--- BRIEF ---
Track down the lines that contain "this" and copy them.

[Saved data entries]

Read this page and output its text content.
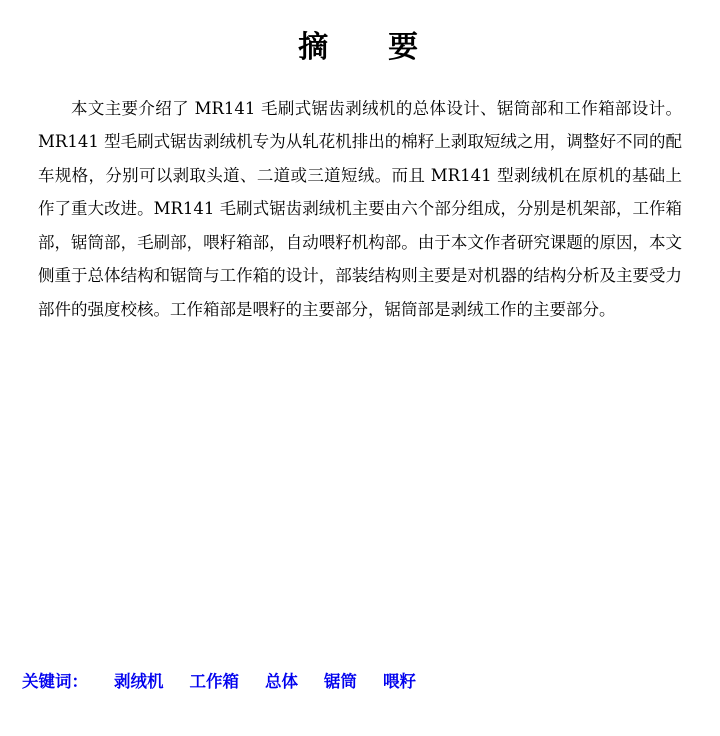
摘    要

本文主要介绍了 MR141 毛刷式锯齿剥绒机的总体设计、锯筒部和工作箱部设计。MR141 型毛刷式锯齿剥绒机专为从轧花机排出的棉籽上剥取短绒之用，调整好不同的配车规格，分别可以剥取头道、二道或三道短绒。而且 MR141 型剥绒机在原机的基础上作了重大改进。MR141 毛刷式锯齿剥绒机主要由六个部分组成，分别是机架部，工作箱部，锯筒部，毛刷部，喂籽箱部，自动喂籽机构部。由于本文作者研究课题的原因，本文侧重于总体结构和锯筒与工作箱的设计，部装结构则主要是对机器的结构分析及主要受力部件的强度校核。工作箱部是喂籽的主要部分，锯筒部是剥绒工作的主要部分。

关键词： 剥绒机 工作箱 总体 锯筒 喂籽
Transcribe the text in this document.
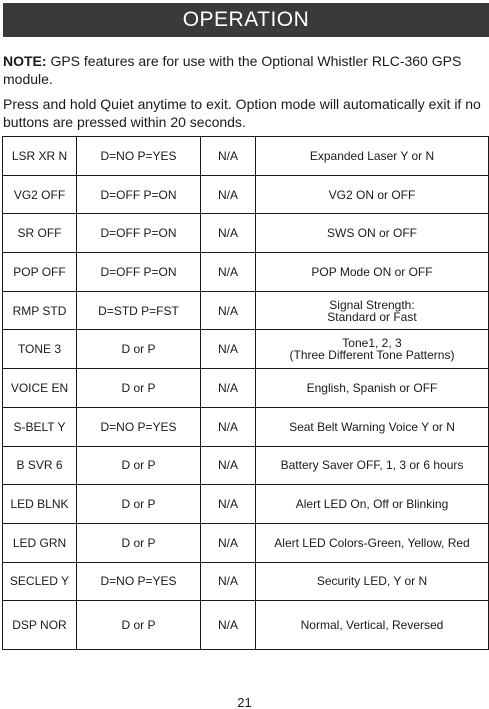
OPERATION

NOTE: GPS features are for use with the Optional Whistler RLC-360 GPS module.

Press and hold Quiet anytime to exit. Option mode will automatically exit if no buttons are pressed within 20 seconds.

LSR XR N	D=NO P=YES	N/A	Expanded Laser Y or N
VG2 OFF	D=OFF P=ON	N/A	VG2 ON or OFF
SR OFF	D=OFF P=ON	N/A	SWS ON or OFF
POP OFF	D=OFF P=ON	N/A	POP Mode ON or OFF
RMP STD	D=STD P=FST	N/A	Signal Strength:
Standard or Fast
TONE 3	D or P	N/A	Tone1, 2, 3
(Three Different Tone Patterns)
VOICE EN	D or P	N/A	English, Spanish or OFF
S-BELT Y	D=NO P=YES	N/A	Seat Belt Warning Voice Y or N
B SVR 6	D or P	N/A	Battery Saver OFF, 1, 3 or 6 hours
LED BLNK	D or P	N/A	Alert LED On, Off or Blinking
LED GRN	D or P	N/A	Alert LED Colors-Green, Yellow, Red
SECLED Y	D=NO P=YES	N/A	Security LED, Y or N
DSP NOR	D or P	N/A	Normal, Vertical, Reversed
21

--- COMPLETE OUTPUT ---
Read this page and output its text content.
Transcribe the text in this document.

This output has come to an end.